→ 引用文:
----

かかとを踏むということの大切さと、足のくるぶしを活かすこと

バレエをするときも、
武道で身体操作を活かすときも、
かかとが軽ければあまりよい動きができません。


脛骨の延長線上に力が通せなければ、
地面に通じる感覚が消えてしまう。


下脚部分の膝から下を観察しますと、
ふくらはぎくらいのところから
腓腹筋はアキレス腱としてかかとにつきますが、
他いくつもの脚部の筋肉はくるぶしを通した構造になっています。
たとえば長腓骨筋や短腓骨筋などは外くるぶしにひっかかる感じ。
そして腱部分がL字型になっていることがわかるでしょう。
できれば詳細な解剖図をご用意できる方ならば、
ぜひくるぶしを通る腱部分の様子を観察してください。
ここの部分が手の構造との大きな違いですから。



かかとを踏むと私の体感覚で一般的かどうかわかりませんが、
腰椎の5番という仙骨の真上の部分当たりが前に送られます。


ただそのままで胴体の前後の移動をするときには、
この腰椎の前湾が過剰になる感じを受けます。
それによりかかとを踏む感覚ばかりでは、
腰椎の下部が局所的に前腕してしまい、
腰仙関節部分という至極大事な部位が
身にしみるダメージを蓄積し始めます。


だからかかとを踏む感覚が強すぎると、
ときには問題が起こるのです。


ただし、かかとが軽ければ、
その時点で身体が前傾して
大腿直筋や外側広筋を張らせますので論外なのですから。
そのような状態では良質な動きをかなえることは困難で、
一流の体の使い手としての評価はできないところですが。


だからそれができるのが基礎の基礎で、
その次のステップを置いておくことも
大事なのでしょう。


そんなときに足のくるぶしに着眼してくださいね。


内くるぶしと外くるぶし。
その内外のくるぶしのなかに滑車で水を汲む井戸の上にある滑車のような使いとして、
まずは上記のような長腓骨筋などの腱部分を転がすようにして送ります。
実になめらかにくるぶしの横に通る軸が転がるような爽やかさを感じるときには、
先程述べた腰椎の5番あたりが前彎して骨格的な変位を強いられるような位置にいかないような、
しっかりとまっすぐ腰椎を積めるような構造位置になった状態に移動してくれる感じになります。


そのときかかとを強く踏みすぎると、
ときとして中足靱帯がまっ平らになるように異常なつぶれが起こるリスクがあるのですが、
それも改善する傾向があるというのが私のなかの身体感覚では起こります。
これは私が施術中に、靴がどうしてもあわなくてといったことを感じて苦しんでいたのは、
まさにここ。
だからくるぶしを意識する感覚をいれたら、
足裏の悲鳴がかなり収まったところがある。


もしかすると外反母趾等でお悩みの方にも、
改善促進のための役に立てることがあるかもしれませんね。
ヒールが高い靴を履くとくるぶし部分が固定化されていて、
にっちもさっちもいかない制動力が湧いてこない感じになりますから。
くるぶし部分を日頃から使いこなせるような感覚を持てればよいかも。
そういった計算もなりたつでしょうね。

----

→ 確認用資料:
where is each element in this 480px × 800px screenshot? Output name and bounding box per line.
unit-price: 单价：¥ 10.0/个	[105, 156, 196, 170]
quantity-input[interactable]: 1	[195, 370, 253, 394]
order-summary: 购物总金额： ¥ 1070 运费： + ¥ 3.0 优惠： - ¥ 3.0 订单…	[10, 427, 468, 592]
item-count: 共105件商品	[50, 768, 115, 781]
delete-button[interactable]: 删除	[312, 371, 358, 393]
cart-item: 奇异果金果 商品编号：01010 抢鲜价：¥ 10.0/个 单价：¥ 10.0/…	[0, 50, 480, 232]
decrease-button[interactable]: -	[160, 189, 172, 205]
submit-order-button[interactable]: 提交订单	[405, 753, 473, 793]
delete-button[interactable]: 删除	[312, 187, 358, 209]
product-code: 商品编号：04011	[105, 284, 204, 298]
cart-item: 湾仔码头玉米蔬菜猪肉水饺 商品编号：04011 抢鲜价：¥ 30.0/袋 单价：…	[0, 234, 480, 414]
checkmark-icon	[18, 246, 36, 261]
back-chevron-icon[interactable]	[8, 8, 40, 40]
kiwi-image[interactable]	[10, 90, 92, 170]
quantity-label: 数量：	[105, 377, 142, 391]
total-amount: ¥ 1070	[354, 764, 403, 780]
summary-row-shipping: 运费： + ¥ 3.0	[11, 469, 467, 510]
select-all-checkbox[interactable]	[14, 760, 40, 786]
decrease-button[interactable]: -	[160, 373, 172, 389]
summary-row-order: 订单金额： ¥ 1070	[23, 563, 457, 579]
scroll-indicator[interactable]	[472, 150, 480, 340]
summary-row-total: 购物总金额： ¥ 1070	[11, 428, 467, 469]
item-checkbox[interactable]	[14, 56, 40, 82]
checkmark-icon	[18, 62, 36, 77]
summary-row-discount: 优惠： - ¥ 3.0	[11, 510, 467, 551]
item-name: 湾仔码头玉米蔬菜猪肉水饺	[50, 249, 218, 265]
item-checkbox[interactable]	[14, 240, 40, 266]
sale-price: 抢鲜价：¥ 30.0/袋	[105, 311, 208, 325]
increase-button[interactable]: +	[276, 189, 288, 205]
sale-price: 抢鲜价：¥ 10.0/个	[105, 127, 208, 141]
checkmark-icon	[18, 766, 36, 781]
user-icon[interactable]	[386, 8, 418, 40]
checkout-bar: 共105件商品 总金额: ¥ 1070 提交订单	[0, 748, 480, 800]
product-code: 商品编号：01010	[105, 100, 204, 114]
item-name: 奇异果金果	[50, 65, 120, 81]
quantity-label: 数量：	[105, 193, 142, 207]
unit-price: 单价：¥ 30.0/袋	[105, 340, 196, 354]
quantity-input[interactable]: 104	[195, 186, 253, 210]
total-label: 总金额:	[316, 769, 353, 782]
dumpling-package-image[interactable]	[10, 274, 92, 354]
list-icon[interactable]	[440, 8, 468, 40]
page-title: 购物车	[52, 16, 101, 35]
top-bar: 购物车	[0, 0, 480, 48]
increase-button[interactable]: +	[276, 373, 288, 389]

----

→ 課題: かかととくるぶしについての文章のうち、「そんなときに足のくるぶしに着眼してくださいね。」から始めて「動してくれる感じになります。」で終わる部分を、すべての「滑車」を「車輪」に置き換えて書き直してください。

→ 最終回答:
そんなときに足のくるぶしに着眼してくださいね。


内くるぶしと外くるぶし。
その内外のくるぶしのなかに車輪で水を汲む井戸の上にある車輪のような使いとして、
まずは上記のような長腓骨筋などの腱部分を転がすようにして送ります。
実になめらかにくるぶしの横に通る軸が転がるような爽やかさを感じるときには、
先程述べた腰椎の5番あたりが前彎して骨格的な変位を強いられるような位置にいかないような、
しっかりとまっすぐ腰椎を積めるような構造位置になった状態に移動してくれる感じになります。